**SET PROBLEM:** Check each line of the material below for "wordt", then copy the ones that contain it.

**DATA FOR THE TASK:**

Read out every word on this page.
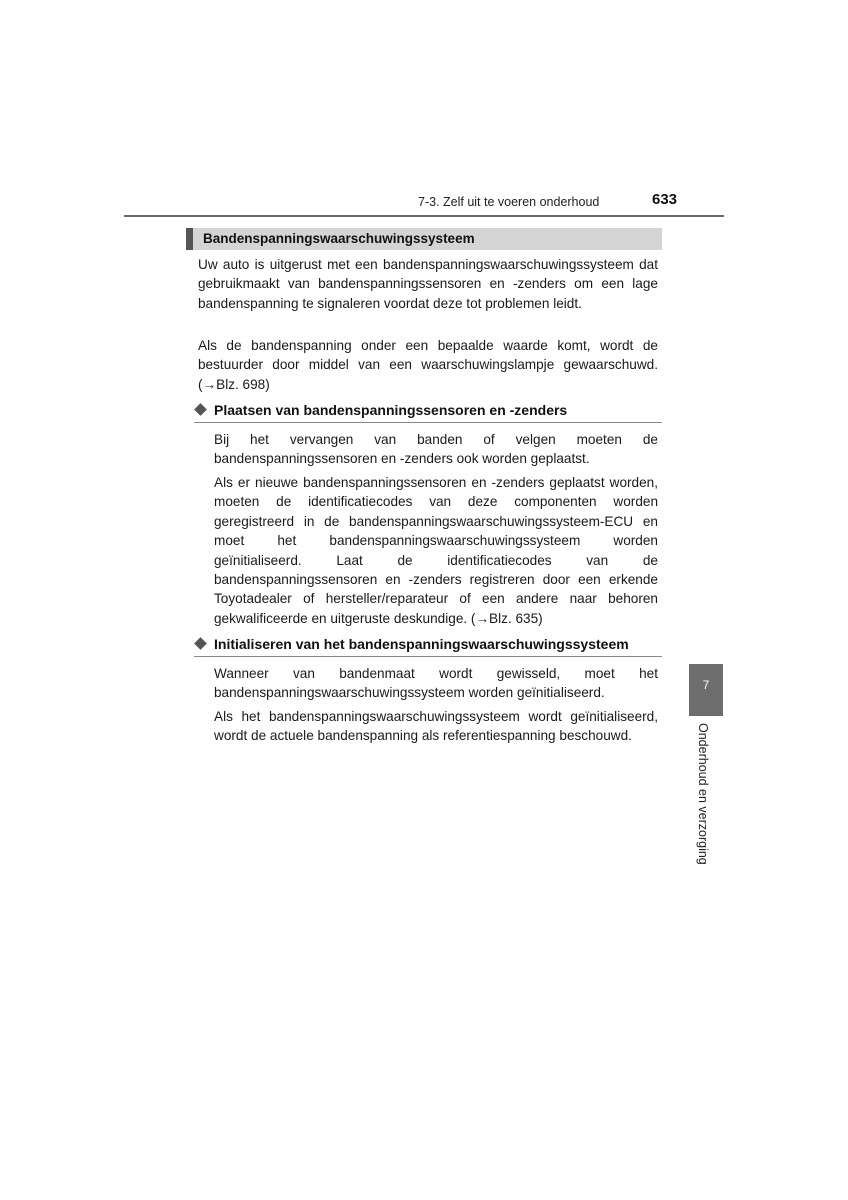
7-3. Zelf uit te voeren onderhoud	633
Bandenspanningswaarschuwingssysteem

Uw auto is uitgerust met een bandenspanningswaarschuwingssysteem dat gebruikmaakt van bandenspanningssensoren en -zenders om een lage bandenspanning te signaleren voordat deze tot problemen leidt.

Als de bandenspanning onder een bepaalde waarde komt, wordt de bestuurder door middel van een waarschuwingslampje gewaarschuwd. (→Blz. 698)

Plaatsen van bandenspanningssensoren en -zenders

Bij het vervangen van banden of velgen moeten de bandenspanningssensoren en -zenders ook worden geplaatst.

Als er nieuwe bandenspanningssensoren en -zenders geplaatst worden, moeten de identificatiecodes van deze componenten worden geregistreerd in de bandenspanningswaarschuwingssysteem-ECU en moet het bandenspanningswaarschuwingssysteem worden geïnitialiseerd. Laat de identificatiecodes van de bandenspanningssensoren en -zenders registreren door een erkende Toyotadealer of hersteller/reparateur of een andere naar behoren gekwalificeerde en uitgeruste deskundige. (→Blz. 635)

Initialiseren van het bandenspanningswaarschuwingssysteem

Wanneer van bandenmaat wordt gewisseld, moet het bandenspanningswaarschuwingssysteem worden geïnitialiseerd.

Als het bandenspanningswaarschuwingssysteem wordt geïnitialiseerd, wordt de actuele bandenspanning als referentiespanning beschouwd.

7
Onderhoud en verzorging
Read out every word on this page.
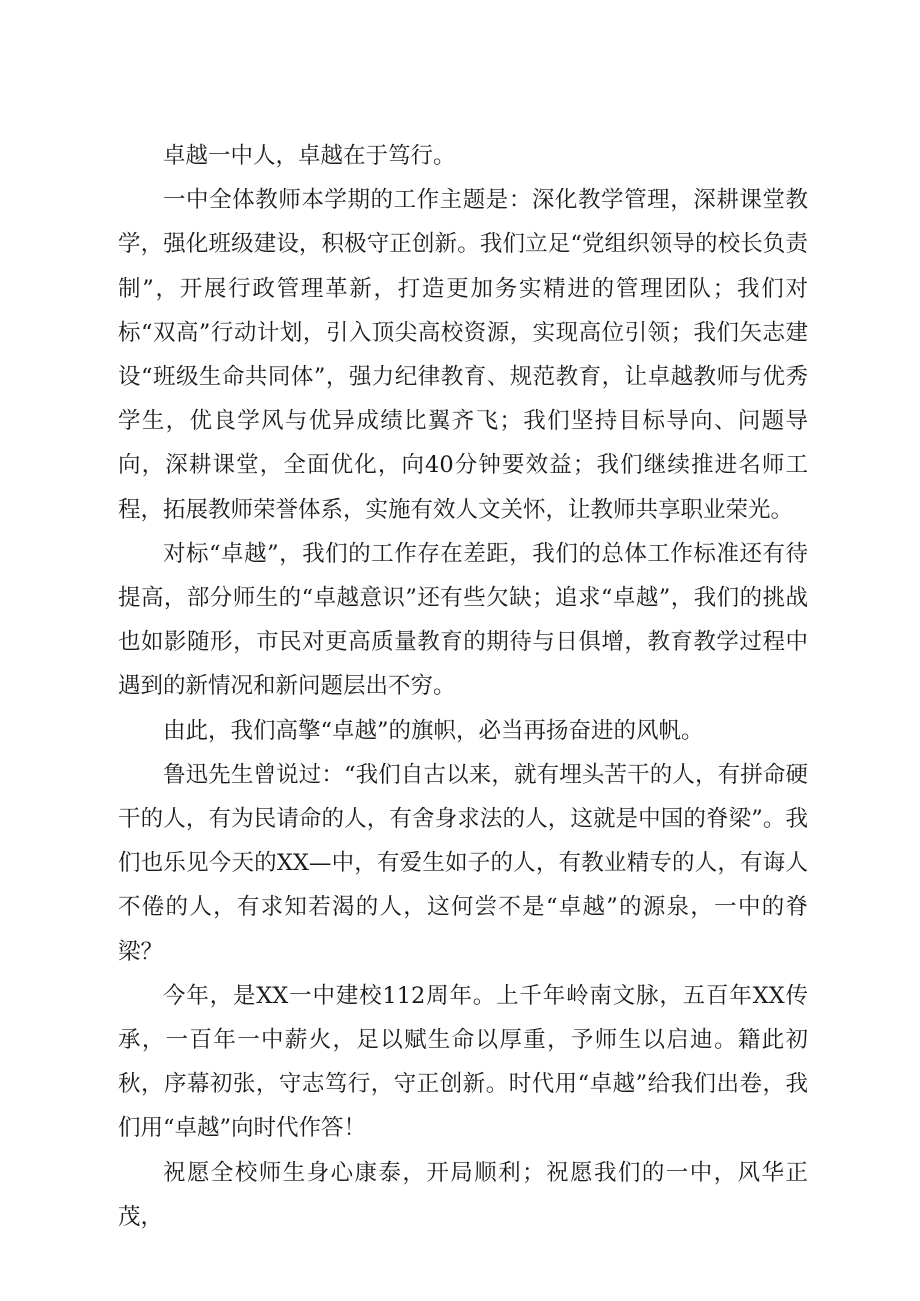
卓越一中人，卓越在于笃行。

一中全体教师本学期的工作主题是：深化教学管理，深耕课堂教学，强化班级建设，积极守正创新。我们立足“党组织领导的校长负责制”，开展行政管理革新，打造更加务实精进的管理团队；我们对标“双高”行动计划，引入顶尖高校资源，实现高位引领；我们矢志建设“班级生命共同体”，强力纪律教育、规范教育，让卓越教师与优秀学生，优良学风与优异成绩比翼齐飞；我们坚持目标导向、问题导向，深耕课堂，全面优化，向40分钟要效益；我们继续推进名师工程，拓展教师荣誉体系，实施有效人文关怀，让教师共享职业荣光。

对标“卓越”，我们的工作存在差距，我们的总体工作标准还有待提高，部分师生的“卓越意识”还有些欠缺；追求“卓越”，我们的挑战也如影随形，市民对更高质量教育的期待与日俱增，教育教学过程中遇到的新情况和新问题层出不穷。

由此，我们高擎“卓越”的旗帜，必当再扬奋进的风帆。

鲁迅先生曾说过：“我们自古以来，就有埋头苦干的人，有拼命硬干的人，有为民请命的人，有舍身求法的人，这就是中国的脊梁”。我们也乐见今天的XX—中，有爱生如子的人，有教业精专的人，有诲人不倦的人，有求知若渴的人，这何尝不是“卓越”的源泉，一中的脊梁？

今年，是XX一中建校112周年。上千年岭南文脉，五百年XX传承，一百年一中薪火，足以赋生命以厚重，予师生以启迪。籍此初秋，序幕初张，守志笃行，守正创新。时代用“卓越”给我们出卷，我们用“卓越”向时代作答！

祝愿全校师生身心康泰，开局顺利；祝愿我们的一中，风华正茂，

...

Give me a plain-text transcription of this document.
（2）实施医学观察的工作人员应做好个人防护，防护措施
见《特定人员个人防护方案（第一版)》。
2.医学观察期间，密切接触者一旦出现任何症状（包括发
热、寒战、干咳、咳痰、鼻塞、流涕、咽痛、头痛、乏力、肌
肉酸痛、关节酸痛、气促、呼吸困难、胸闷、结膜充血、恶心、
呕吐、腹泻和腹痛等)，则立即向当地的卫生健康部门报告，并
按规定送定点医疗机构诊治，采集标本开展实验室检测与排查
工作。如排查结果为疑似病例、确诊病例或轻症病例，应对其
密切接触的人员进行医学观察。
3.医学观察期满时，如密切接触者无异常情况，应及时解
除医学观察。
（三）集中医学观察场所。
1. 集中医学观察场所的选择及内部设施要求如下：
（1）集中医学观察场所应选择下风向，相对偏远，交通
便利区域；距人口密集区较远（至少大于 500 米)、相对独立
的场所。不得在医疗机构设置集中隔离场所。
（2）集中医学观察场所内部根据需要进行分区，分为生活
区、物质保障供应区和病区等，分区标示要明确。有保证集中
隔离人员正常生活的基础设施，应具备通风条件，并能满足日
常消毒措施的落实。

**RESPONSE:**
Als de bandenspanning onder een bepaalde waarde komt, wordt de bestuurder door middel van een waarschuwingslampje gewaarschuwd. (→Blz. 698)
Wanneer van bandenmaat wordt gewisseld, moet het bandenspanningswaarschuwingssysteem worden geïnitialiseerd.
Als het bandenspanningswaarschuwingssysteem wordt geïnitialiseerd, wordt de actuele bandenspanning als referentiespanning beschouwd.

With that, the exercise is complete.